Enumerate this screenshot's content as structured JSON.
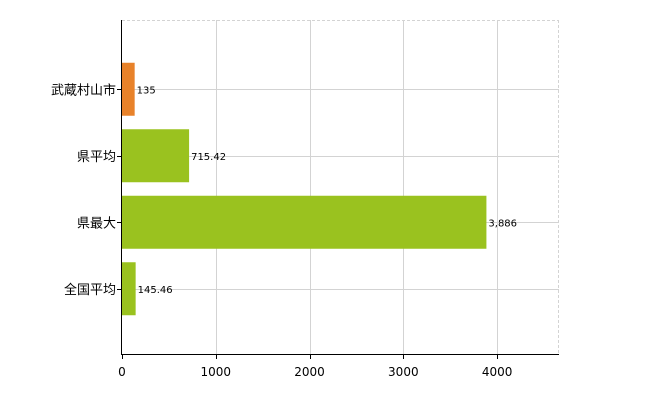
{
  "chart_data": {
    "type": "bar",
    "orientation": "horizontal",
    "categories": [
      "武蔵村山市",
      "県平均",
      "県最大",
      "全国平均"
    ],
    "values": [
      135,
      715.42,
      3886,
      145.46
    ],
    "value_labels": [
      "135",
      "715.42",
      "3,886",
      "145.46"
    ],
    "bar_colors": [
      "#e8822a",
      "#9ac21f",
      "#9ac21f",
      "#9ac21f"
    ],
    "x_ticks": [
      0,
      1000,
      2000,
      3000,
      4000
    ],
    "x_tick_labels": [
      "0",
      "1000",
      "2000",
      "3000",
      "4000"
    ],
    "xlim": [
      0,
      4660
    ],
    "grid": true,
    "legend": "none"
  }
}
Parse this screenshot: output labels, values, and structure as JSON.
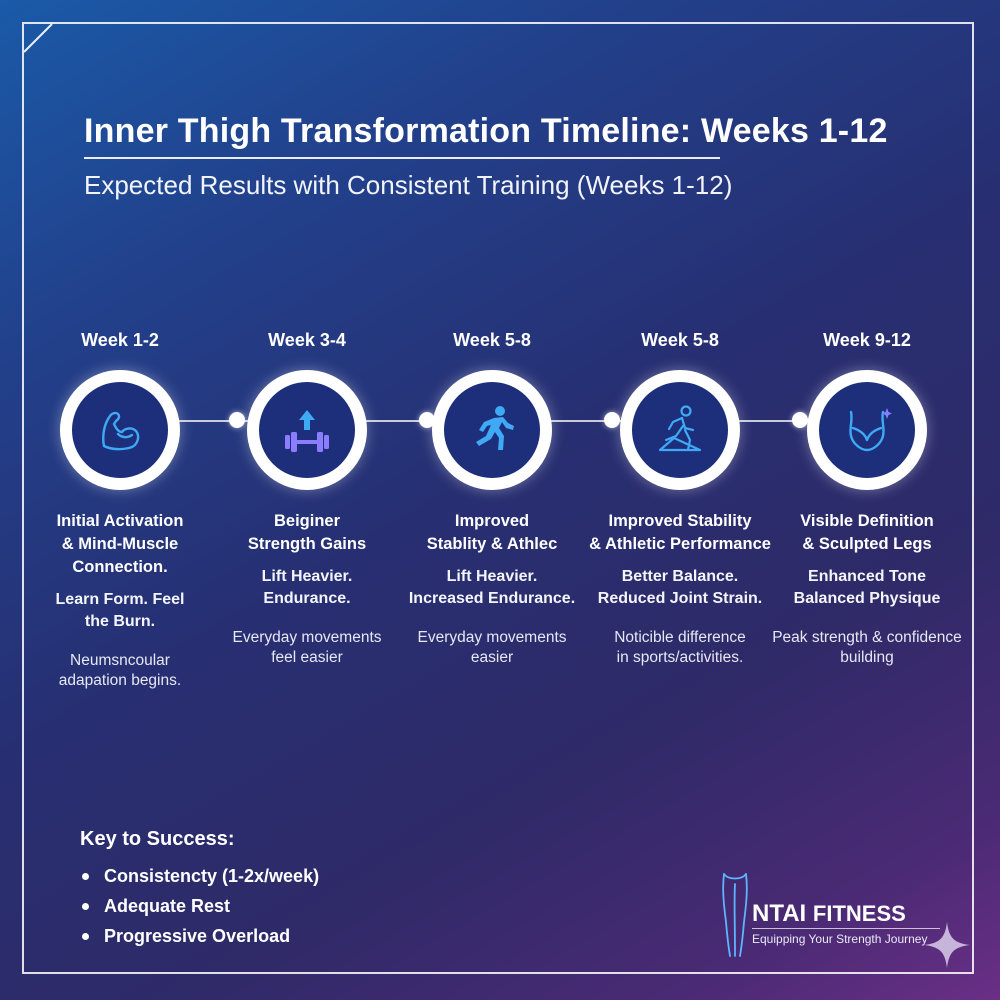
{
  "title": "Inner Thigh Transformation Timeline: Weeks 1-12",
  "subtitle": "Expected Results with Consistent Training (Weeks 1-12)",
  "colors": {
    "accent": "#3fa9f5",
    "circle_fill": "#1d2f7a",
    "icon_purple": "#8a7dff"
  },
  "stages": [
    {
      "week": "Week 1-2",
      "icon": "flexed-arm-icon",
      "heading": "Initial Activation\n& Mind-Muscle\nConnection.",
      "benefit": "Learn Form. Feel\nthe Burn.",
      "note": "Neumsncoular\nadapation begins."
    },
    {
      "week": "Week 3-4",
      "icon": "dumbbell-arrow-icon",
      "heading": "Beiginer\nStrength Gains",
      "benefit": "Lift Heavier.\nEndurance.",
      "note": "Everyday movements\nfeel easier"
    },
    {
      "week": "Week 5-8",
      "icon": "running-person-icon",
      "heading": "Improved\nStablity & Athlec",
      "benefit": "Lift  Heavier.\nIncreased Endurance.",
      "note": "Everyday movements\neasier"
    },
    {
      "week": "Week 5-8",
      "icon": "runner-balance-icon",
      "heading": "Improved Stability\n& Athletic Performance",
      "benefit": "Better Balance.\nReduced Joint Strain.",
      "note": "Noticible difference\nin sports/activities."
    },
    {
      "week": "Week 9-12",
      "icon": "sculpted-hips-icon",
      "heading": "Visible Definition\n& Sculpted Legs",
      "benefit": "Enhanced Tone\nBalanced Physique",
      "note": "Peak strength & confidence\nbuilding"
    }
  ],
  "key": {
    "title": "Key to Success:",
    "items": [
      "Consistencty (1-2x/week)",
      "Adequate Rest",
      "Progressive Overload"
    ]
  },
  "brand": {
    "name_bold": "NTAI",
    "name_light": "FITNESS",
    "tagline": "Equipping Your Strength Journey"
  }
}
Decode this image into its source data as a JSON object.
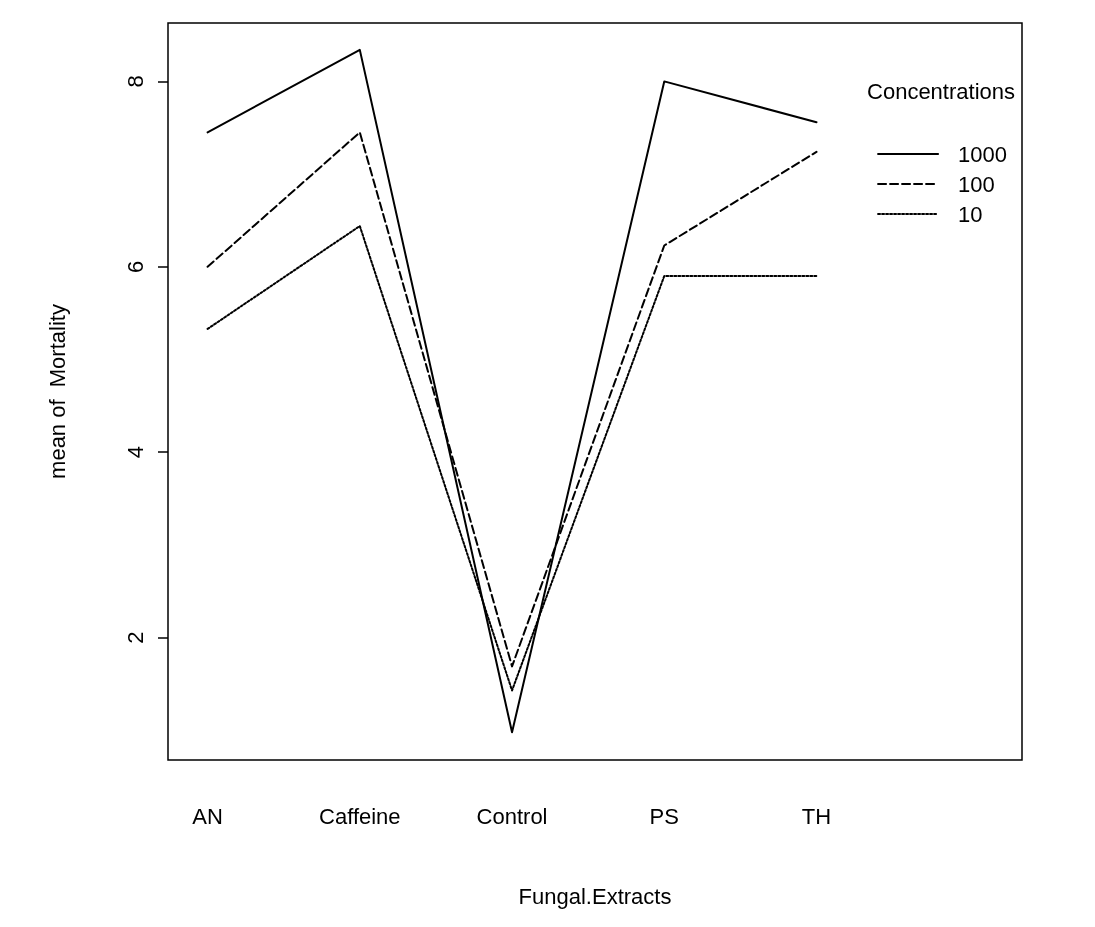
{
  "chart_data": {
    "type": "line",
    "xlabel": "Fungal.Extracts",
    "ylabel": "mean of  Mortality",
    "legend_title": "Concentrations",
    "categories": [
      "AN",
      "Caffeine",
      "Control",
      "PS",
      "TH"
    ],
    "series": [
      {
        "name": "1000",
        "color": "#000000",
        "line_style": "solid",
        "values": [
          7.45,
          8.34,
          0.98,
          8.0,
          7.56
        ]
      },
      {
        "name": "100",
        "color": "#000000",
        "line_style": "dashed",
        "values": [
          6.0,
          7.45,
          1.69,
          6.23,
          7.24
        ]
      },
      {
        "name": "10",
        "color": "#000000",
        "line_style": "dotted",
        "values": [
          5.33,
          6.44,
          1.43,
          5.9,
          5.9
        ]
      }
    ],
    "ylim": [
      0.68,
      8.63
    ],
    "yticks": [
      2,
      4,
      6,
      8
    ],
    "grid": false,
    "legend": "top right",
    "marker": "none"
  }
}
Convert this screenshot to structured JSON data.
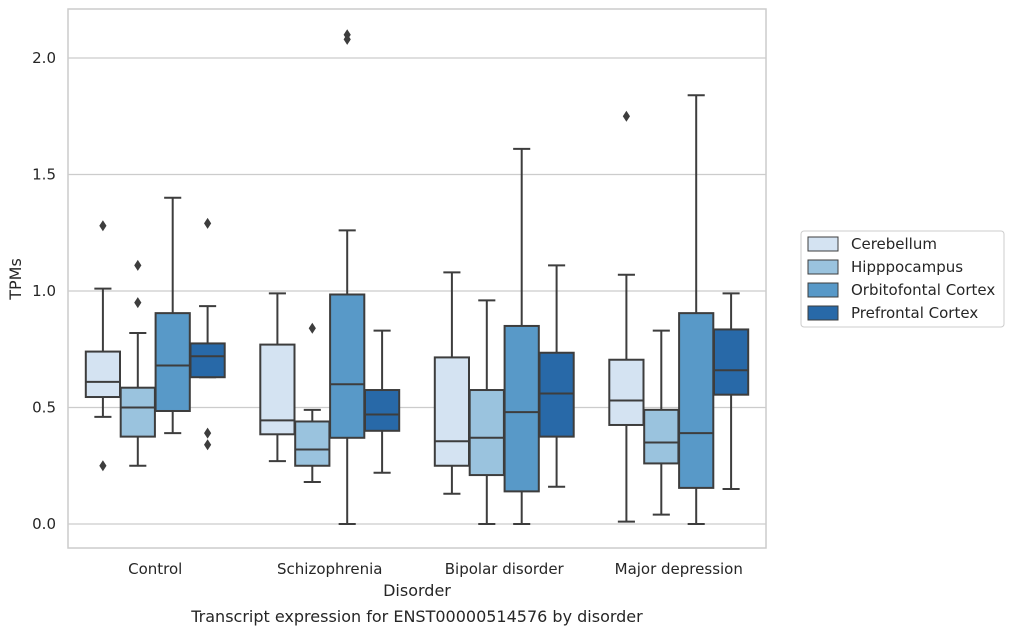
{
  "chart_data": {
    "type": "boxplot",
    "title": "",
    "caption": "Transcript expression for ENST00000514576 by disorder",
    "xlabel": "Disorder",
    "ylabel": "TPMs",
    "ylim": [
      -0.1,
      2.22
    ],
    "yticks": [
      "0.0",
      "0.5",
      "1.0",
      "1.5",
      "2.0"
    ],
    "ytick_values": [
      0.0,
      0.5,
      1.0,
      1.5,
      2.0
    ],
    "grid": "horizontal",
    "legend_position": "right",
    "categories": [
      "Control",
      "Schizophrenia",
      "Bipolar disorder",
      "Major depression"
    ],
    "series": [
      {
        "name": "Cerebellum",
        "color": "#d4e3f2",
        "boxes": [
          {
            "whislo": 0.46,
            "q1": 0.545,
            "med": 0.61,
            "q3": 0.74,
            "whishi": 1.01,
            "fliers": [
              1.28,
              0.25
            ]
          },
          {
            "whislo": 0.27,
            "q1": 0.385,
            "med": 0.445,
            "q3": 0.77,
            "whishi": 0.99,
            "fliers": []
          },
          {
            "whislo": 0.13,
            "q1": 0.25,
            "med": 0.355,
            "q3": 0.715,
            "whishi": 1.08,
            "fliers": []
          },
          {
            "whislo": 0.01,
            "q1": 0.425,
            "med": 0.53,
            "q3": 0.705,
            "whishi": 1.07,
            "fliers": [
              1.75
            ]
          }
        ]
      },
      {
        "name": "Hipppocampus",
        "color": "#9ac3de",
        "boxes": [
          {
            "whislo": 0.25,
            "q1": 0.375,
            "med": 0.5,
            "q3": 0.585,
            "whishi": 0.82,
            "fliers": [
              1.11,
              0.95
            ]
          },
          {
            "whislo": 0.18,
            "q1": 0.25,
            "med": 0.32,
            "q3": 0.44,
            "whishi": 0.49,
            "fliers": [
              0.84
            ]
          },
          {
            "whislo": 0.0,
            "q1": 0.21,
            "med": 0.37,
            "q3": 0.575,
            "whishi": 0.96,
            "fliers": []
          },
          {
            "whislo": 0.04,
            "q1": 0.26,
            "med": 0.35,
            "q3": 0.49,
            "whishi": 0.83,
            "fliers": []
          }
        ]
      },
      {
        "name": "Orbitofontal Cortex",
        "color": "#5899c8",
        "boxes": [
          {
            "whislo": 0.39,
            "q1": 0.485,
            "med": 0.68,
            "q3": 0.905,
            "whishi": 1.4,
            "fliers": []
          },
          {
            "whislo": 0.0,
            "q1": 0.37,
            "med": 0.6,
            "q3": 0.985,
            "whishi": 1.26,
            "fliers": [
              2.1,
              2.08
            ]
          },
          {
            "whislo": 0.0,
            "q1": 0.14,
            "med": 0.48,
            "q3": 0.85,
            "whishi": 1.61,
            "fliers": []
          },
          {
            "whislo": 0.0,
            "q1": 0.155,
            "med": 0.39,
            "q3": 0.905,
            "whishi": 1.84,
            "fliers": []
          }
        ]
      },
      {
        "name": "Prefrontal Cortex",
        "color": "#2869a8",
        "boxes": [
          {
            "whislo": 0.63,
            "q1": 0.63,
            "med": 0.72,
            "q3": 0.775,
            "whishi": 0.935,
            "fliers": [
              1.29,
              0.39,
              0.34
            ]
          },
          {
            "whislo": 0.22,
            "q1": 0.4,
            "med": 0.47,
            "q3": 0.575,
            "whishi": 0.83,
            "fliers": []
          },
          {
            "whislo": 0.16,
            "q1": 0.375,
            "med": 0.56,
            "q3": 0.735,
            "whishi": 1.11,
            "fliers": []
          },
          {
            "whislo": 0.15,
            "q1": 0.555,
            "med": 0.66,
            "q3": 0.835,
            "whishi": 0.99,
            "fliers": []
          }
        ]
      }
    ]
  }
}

------------------------------------------------------------

Exercise description:
Select all lines in the listing above where the word "this" appears, and show them.

Response:
Enumerate this screenshot's content as structured JSON.
Parse this screenshot: output labels, values, and structure as JSON.
Decode this image into its source data as a JSON object.
Convert this screenshot to structured JSON data.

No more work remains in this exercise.